Exercise prompt: Wherever a line holds the string "запуска", copy that line.
───── Exercise input ─────
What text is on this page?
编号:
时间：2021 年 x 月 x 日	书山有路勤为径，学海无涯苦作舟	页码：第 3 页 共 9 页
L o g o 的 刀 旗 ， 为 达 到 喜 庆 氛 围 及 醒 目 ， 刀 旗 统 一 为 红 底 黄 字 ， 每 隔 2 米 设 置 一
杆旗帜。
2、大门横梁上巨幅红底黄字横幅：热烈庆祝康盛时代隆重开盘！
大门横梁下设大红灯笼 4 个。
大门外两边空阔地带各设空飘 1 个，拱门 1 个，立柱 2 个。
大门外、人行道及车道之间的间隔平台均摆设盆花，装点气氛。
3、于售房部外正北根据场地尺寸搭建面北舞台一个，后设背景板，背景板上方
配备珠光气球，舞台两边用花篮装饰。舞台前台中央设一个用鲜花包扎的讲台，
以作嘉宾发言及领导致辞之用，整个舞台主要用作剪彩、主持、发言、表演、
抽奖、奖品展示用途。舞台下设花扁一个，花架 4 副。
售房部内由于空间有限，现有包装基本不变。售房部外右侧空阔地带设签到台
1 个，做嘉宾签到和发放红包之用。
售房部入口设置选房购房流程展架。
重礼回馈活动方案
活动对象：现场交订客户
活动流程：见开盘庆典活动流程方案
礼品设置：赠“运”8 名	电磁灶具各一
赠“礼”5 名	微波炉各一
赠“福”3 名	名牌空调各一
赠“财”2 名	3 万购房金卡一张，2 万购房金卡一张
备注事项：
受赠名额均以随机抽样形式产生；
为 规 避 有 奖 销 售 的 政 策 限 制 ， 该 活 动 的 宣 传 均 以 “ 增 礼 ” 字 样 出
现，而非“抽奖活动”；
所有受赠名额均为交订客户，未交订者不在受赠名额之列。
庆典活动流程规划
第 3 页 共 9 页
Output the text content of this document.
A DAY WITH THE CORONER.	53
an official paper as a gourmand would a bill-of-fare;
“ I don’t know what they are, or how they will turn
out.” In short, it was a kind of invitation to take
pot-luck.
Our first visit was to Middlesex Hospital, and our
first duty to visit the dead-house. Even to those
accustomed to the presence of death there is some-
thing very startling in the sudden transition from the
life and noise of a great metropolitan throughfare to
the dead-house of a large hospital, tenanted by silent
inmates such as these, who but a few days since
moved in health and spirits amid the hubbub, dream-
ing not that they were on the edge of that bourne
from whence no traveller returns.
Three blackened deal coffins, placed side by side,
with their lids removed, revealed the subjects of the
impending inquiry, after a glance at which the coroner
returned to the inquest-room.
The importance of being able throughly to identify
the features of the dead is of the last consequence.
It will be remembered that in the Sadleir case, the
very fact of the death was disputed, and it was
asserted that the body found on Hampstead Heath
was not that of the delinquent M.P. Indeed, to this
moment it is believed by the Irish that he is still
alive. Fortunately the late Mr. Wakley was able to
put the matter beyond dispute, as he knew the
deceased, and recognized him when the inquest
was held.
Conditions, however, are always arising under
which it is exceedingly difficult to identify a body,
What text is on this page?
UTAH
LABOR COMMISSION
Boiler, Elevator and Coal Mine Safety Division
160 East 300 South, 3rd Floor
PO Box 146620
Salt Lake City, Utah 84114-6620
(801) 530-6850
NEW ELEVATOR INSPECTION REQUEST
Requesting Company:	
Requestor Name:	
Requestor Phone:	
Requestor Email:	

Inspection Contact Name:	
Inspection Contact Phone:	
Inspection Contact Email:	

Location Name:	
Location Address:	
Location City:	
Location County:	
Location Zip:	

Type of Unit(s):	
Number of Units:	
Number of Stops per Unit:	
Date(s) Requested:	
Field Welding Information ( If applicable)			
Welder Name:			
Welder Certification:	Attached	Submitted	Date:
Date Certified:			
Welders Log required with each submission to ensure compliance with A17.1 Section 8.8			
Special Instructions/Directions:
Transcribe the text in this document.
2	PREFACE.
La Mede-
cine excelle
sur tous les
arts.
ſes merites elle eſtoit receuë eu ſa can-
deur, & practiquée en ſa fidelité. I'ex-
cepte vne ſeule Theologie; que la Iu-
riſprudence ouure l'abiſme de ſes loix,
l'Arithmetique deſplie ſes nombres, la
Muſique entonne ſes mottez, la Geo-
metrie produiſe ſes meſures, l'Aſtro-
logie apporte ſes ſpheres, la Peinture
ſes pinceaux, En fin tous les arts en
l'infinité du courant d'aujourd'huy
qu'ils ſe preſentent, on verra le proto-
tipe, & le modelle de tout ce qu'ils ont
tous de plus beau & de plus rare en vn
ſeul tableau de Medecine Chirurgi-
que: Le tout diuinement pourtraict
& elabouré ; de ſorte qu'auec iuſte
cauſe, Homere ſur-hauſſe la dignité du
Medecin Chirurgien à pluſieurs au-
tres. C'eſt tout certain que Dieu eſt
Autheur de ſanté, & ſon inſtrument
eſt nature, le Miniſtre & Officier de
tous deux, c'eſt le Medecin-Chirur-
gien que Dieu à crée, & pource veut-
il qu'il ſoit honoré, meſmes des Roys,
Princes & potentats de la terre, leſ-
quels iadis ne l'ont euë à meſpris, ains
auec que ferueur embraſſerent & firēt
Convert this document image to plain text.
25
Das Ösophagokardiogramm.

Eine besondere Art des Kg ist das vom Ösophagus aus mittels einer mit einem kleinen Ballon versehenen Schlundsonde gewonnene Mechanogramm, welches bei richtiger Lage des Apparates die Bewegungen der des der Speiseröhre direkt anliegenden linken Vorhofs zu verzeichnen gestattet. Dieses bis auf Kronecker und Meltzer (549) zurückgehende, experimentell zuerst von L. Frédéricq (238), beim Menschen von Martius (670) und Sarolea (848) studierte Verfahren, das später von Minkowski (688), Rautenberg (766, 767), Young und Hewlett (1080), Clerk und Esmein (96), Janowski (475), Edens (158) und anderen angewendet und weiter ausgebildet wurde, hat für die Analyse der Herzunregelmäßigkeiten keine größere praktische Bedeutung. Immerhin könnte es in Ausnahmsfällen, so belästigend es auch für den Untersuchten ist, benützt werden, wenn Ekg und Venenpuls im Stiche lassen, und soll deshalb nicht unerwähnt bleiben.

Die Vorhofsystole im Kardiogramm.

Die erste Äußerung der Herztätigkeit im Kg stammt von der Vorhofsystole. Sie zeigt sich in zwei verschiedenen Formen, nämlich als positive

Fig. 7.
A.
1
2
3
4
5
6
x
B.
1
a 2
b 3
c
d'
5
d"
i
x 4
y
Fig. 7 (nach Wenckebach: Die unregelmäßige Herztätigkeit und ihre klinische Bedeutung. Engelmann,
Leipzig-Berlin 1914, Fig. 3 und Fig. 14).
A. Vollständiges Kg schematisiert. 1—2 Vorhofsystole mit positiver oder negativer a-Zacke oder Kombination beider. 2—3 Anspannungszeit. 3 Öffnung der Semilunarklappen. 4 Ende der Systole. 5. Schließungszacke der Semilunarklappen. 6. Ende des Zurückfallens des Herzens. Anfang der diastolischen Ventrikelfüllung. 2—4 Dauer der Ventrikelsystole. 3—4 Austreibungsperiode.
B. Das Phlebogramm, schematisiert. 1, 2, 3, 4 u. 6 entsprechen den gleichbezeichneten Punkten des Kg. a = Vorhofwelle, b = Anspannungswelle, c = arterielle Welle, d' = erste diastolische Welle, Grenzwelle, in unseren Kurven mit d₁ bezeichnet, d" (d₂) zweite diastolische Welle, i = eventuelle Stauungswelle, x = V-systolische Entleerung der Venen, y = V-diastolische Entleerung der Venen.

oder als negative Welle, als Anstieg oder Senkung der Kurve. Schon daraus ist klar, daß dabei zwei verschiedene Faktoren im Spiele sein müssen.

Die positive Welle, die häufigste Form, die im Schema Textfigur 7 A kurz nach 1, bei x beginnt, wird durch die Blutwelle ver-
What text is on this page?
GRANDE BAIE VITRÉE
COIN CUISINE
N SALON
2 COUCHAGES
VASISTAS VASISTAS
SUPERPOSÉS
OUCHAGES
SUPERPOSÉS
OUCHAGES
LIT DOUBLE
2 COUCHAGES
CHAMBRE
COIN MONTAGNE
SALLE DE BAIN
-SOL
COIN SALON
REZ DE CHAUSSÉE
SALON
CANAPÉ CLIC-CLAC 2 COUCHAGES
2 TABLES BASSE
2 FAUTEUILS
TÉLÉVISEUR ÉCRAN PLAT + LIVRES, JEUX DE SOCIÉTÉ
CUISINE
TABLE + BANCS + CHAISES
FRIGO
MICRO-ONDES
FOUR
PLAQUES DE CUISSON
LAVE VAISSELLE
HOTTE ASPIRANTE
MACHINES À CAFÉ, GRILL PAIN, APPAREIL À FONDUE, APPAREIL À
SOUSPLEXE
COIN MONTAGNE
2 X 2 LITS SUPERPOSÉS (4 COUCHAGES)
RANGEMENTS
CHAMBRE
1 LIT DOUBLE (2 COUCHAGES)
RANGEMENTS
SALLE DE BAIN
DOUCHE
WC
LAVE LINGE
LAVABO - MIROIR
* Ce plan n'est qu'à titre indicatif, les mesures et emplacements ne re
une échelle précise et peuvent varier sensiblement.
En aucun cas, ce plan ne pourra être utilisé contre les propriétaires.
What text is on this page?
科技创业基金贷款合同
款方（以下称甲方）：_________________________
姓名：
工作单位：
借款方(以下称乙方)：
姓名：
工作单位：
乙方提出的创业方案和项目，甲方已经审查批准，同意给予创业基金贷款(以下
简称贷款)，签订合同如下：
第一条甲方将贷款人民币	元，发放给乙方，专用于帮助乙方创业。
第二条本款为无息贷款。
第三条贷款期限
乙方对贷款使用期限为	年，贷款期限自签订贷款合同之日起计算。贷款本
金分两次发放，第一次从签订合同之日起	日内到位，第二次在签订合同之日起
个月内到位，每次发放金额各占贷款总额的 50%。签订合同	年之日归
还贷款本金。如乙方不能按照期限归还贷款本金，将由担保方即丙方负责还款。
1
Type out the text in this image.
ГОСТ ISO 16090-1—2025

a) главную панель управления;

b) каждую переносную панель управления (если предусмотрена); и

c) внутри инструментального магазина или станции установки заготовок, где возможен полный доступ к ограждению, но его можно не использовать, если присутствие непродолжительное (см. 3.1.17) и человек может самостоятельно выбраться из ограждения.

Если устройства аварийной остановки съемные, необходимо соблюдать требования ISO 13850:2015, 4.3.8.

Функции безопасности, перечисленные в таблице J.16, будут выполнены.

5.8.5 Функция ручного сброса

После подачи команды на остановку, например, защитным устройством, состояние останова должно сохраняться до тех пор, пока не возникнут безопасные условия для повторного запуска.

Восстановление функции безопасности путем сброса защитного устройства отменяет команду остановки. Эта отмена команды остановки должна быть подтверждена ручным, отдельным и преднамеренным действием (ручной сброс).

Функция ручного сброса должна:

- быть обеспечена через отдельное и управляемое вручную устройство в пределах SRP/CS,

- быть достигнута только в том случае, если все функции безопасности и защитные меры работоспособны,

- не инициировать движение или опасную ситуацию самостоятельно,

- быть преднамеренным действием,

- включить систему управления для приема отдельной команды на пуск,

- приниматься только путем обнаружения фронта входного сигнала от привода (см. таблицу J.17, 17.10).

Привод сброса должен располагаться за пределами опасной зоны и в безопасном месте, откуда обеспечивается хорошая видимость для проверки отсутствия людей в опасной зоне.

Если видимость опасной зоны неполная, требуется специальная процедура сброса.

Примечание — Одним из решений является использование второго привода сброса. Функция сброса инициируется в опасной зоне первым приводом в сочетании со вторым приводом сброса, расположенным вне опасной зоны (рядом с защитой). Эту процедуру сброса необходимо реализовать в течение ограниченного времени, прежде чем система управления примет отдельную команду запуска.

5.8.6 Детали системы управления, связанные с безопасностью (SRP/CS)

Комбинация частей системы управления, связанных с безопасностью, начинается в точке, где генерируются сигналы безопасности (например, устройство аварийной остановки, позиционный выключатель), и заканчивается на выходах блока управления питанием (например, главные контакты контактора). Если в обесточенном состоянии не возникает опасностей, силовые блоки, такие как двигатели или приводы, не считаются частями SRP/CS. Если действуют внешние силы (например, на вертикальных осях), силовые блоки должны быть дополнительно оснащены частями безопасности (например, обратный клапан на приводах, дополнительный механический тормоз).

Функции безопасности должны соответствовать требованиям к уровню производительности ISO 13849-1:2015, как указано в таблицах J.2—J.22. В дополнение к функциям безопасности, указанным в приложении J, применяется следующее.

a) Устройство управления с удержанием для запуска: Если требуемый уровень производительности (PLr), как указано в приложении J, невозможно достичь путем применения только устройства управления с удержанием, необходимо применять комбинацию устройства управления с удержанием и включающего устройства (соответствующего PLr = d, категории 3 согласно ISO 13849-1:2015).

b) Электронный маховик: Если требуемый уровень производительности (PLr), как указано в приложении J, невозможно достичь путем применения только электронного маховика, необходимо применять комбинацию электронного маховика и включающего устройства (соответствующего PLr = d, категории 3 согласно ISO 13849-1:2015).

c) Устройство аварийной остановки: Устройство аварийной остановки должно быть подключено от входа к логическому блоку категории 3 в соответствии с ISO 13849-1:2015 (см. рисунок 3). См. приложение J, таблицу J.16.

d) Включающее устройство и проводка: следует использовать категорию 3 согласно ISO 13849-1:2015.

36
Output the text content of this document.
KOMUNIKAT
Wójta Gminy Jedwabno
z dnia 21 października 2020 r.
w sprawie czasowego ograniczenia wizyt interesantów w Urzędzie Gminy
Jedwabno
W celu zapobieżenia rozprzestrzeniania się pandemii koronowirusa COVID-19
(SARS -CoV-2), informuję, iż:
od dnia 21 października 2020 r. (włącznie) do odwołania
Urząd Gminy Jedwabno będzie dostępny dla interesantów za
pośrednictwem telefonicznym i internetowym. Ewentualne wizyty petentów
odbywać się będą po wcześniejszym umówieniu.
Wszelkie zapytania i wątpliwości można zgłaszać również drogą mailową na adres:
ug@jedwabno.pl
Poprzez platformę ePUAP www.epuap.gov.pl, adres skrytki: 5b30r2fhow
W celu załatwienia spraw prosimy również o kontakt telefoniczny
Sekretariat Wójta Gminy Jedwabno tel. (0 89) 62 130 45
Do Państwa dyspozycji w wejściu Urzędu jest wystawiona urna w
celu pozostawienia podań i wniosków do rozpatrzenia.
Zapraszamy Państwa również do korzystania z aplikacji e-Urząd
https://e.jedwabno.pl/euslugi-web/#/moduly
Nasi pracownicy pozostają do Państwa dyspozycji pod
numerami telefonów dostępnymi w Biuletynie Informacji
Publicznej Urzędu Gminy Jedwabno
─────
Reply:
После подачи команды на остановку, например, защитным устройством, состояние останова должно сохраняться до тех пор, пока не возникнут безопасные условия для повторного запуска.
Примечание — Одним из решений является использование второго привода сброса. Функция сброса инициируется в опасной зоне первым приводом в сочетании со вторым приводом сброса, расположенным вне опасной зоны (рядом с защитой). Эту процедуру сброса необходимо реализовать в течение ограниченного времени, прежде чем система управления примет отдельную команду запуска.
a) Устройство управления с удержанием для запуска: Если требуемый уровень производительности (PLr), как указано в приложении J, невозможно достичь путем применения только устройства управления с удержанием, необходимо применять комбинацию устройства управления с удержанием и включающего устройства (соответствующего PLr = d, категории 3 согласно ISO 13849-1:2015).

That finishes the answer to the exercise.